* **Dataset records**
↓

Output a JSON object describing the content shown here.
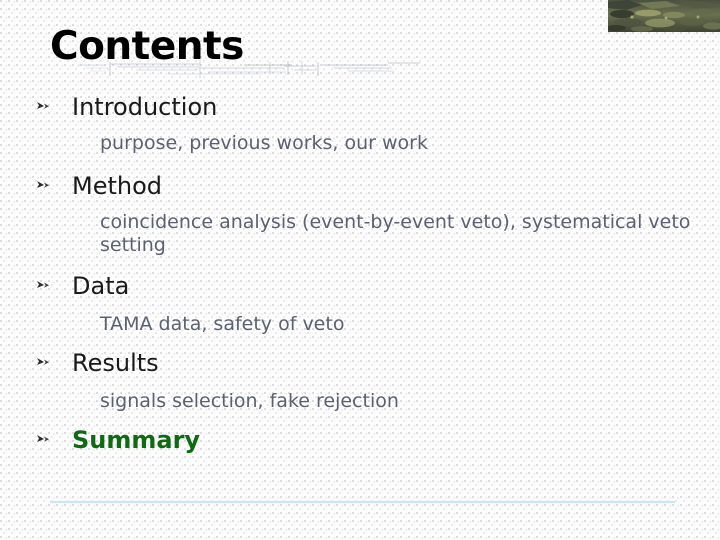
{
  "slide": {
    "title": "Contents",
    "header_thumbnail": {
      "name": "aerial-landscape-photo",
      "alt": "aerial satellite photograph of terrain"
    },
    "accent_color": "#0e6b12",
    "subtext_color": "#5a6272",
    "rule_color": "#c7e8f0",
    "bullet_icon": "arrow-dart-bullet-icon",
    "items": [
      {
        "label": "Introduction",
        "detail": "purpose, previous works, our work",
        "highlight": false
      },
      {
        "label": "Method",
        "detail": "coincidence analysis (event-by-event veto), systematical veto setting",
        "highlight": false
      },
      {
        "label": "Data",
        "detail": "TAMA data, safety of veto",
        "highlight": false
      },
      {
        "label": "Results",
        "detail": "signals selection, fake rejection",
        "highlight": false
      },
      {
        "label": "Summary",
        "detail": "",
        "highlight": true
      }
    ]
  }
}
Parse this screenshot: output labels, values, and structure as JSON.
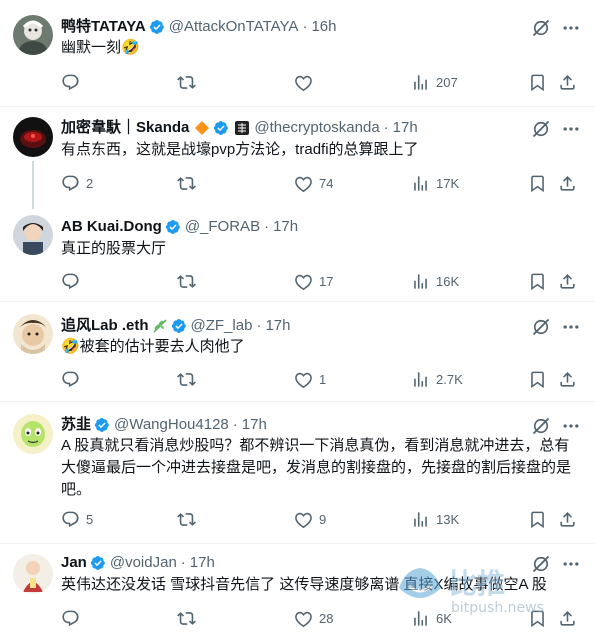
{
  "tweets": [
    {
      "name": "鸭特TATAYA",
      "handle": "@AttackOnTATAYA",
      "time": "16h",
      "text": "幽默一刻🤣",
      "replies": "",
      "retweets": "",
      "likes": "",
      "views": "207"
    },
    {
      "name": "加密韋馱｜Skanda",
      "handle": "@thecryptoskanda",
      "time": "17h",
      "text": "有点东西，这就是战壕pvp方法论，tradfi的总算跟上了",
      "replies": "2",
      "retweets": "",
      "likes": "74",
      "views": "17K"
    },
    {
      "name": "AB Kuai.Dong",
      "handle": "@_FORAB",
      "time": "17h",
      "text": "真正的股票大厅",
      "replies": "",
      "retweets": "",
      "likes": "17",
      "views": "16K"
    },
    {
      "name": "追风Lab .eth",
      "handle": "@ZF_lab",
      "time": "17h",
      "text": "🤣被套的估计要去人肉他了",
      "replies": "",
      "retweets": "",
      "likes": "1",
      "views": "2.7K"
    },
    {
      "name": "苏韭",
      "handle": "@WangHou4128",
      "time": "17h",
      "text": "A 股真就只看消息炒股吗？都不辨识一下消息真伪，看到消息就冲进去，总有大傻逼最后一个冲进去接盘是吧，发消息的割接盘的，先接盘的割后接盘的是吧。",
      "replies": "5",
      "retweets": "",
      "likes": "9",
      "views": "13K"
    },
    {
      "name": "Jan",
      "handle": "@voidJan",
      "time": "17h",
      "text": "英伟达还没发话 雪球抖音先信了 这传导速度够离谱 直接X编故事做空A 股",
      "replies": "",
      "retweets": "",
      "likes": "28",
      "views": "6K"
    }
  ],
  "ui": {
    "dot": "·"
  },
  "watermark": {
    "text_cn": "比推",
    "text_en": "bitpush.news"
  },
  "colors": {
    "verified": "#1d9bf0",
    "secondary_text": "#536471",
    "primary_text": "#0f1419",
    "divider": "#eff3f4",
    "thread_line": "#cfd9de",
    "diamond": "#f7931a"
  }
}
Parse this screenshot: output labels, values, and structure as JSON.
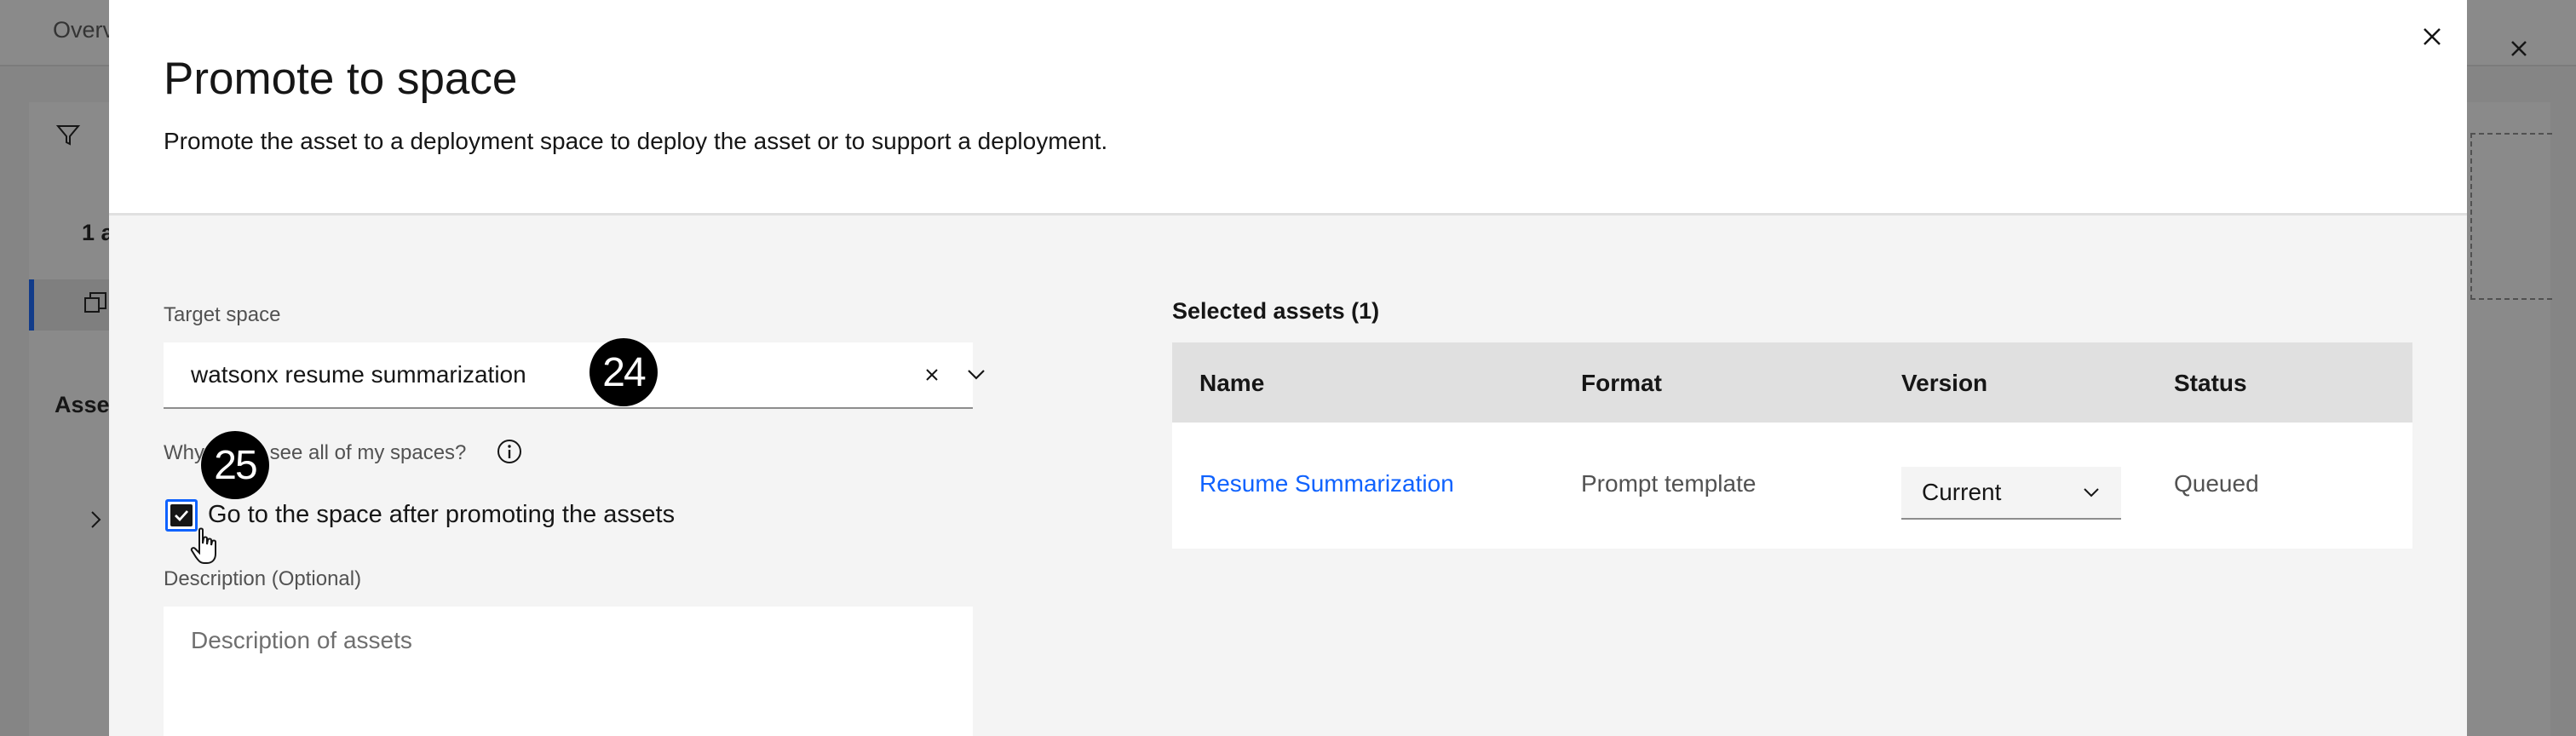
{
  "background": {
    "tab_label": "Overview",
    "asset_count": "1 a",
    "section_label": "Asse"
  },
  "modal": {
    "title": "Promote to space",
    "subtitle": "Promote the asset to a deployment space to deploy the asset or to support a deployment.",
    "target_space": {
      "label": "Target space",
      "value": "watsonx resume summarization"
    },
    "why_link": "Why can't I see all of my spaces?",
    "go_to_space": {
      "label": "Go to the space after promoting the assets",
      "checked": true
    },
    "description": {
      "label": "Description (Optional)",
      "placeholder": "Description of assets"
    },
    "selected_assets": {
      "title": "Selected assets (1)",
      "columns": [
        "Name",
        "Format",
        "Version",
        "Status"
      ],
      "rows": [
        {
          "name": "Resume Summarization",
          "format": "Prompt template",
          "version": "Current",
          "status": "Queued"
        }
      ]
    }
  },
  "annotations": {
    "badge_1": "24",
    "badge_2": "25"
  },
  "colors": {
    "accent": "#0f62fe",
    "modal_bg": "#f4f4f4",
    "table_header": "#e0e0e0"
  },
  "icons": [
    "close-icon",
    "chevron-down-icon",
    "info-icon",
    "checkmark-icon",
    "hand-cursor-icon",
    "filter-icon",
    "copy-icon",
    "chevron-right-icon"
  ]
}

↑

* **Task statement**
Pictures in the records above should not be copied. Repeat everything else exactly.

* **Response to the task**
Output a JSON object describing the content shown here.
{
  "slide": {
    "title": "Contents",
    "header_thumbnail": {
      "name": "aerial-landscape-photo",
      "alt": "aerial satellite photograph of terrain"
    },
    "accent_color": "#0e6b12",
    "subtext_color": "#5a6272",
    "rule_color": "#c7e8f0",
    "bullet_icon": "arrow-dart-bullet-icon",
    "items": [
      {
        "label": "Introduction",
        "detail": "purpose, previous works, our work",
        "highlight": false
      },
      {
        "label": "Method",
        "detail": "coincidence analysis (event-by-event veto), systematical veto setting",
        "highlight": false
      },
      {
        "label": "Data",
        "detail": "TAMA data, safety of veto",
        "highlight": false
      },
      {
        "label": "Results",
        "detail": "signals selection, fake rejection",
        "highlight": false
      },
      {
        "label": "Summary",
        "detail": "",
        "highlight": true
      }
    ]
  }
}
Parse this screenshot: output labels, values, and structure as JSON.
{
  "tweets": [
    {
      "name": "鸭特TATAYA",
      "handle": "@AttackOnTATAYA",
      "time": "16h",
      "text": "幽默一刻🤣",
      "replies": "",
      "retweets": "",
      "likes": "",
      "views": "207"
    },
    {
      "name": "加密韋馱｜Skanda",
      "handle": "@thecryptoskanda",
      "time": "17h",
      "text": "有点东西，这就是战壕pvp方法论，tradfi的总算跟上了",
      "replies": "2",
      "retweets": "",
      "likes": "74",
      "views": "17K"
    },
    {
      "name": "AB Kuai.Dong",
      "handle": "@_FORAB",
      "time": "17h",
      "text": "真正的股票大厅",
      "replies": "",
      "retweets": "",
      "likes": "17",
      "views": "16K"
    },
    {
      "name": "追风Lab .eth",
      "handle": "@ZF_lab",
      "time": "17h",
      "text": "🤣被套的估计要去人肉他了",
      "replies": "",
      "retweets": "",
      "likes": "1",
      "views": "2.7K"
    },
    {
      "name": "苏韭",
      "handle": "@WangHou4128",
      "time": "17h",
      "text": "A 股真就只看消息炒股吗？都不辨识一下消息真伪，看到消息就冲进去，总有大傻逼最后一个冲进去接盘是吧，发消息的割接盘的，先接盘的割后接盘的是吧。",
      "replies": "5",
      "retweets": "",
      "likes": "9",
      "views": "13K"
    },
    {
      "name": "Jan",
      "handle": "@voidJan",
      "time": "17h",
      "text": "英伟达还没发话 雪球抖音先信了 这传导速度够离谱 直接X编故事做空A 股",
      "replies": "",
      "retweets": "",
      "likes": "28",
      "views": "6K"
    }
  ],
  "ui": {
    "dot": "·"
  },
  "watermark": {
    "text_cn": "比推",
    "text_en": "bitpush.news"
  },
  "colors": {
    "verified": "#1d9bf0",
    "secondary_text": "#536471",
    "primary_text": "#0f1419",
    "divider": "#eff3f4",
    "thread_line": "#cfd9de",
    "diamond": "#f7931a"
  }
}
Parse this screenshot: output labels, values, and structure as JSON.
{
  "background": {
    "tab_label": "Overview",
    "asset_count": "1 a",
    "section_label": "Asse"
  },
  "modal": {
    "title": "Promote to space",
    "subtitle": "Promote the asset to a deployment space to deploy the asset or to support a deployment.",
    "target_space": {
      "label": "Target space",
      "value": "watsonx resume summarization"
    },
    "why_link": "Why can't I see all of my spaces?",
    "go_to_space": {
      "label": "Go to the space after promoting the assets",
      "checked": true
    },
    "description": {
      "label": "Description (Optional)",
      "placeholder": "Description of assets"
    },
    "selected_assets": {
      "title": "Selected assets (1)",
      "columns": [
        "Name",
        "Format",
        "Version",
        "Status"
      ],
      "rows": [
        {
          "name": "Resume Summarization",
          "format": "Prompt template",
          "version": "Current",
          "status": "Queued"
        }
      ]
    }
  },
  "annotations": {
    "badge_1": "24",
    "badge_2": "25"
  },
  "colors": {
    "accent": "#0f62fe",
    "modal_bg": "#f4f4f4",
    "table_header": "#e0e0e0"
  },
  "icons": [
    "close-icon",
    "chevron-down-icon",
    "info-icon",
    "checkmark-icon",
    "hand-cursor-icon",
    "filter-icon",
    "copy-icon",
    "chevron-right-icon"
  ]
}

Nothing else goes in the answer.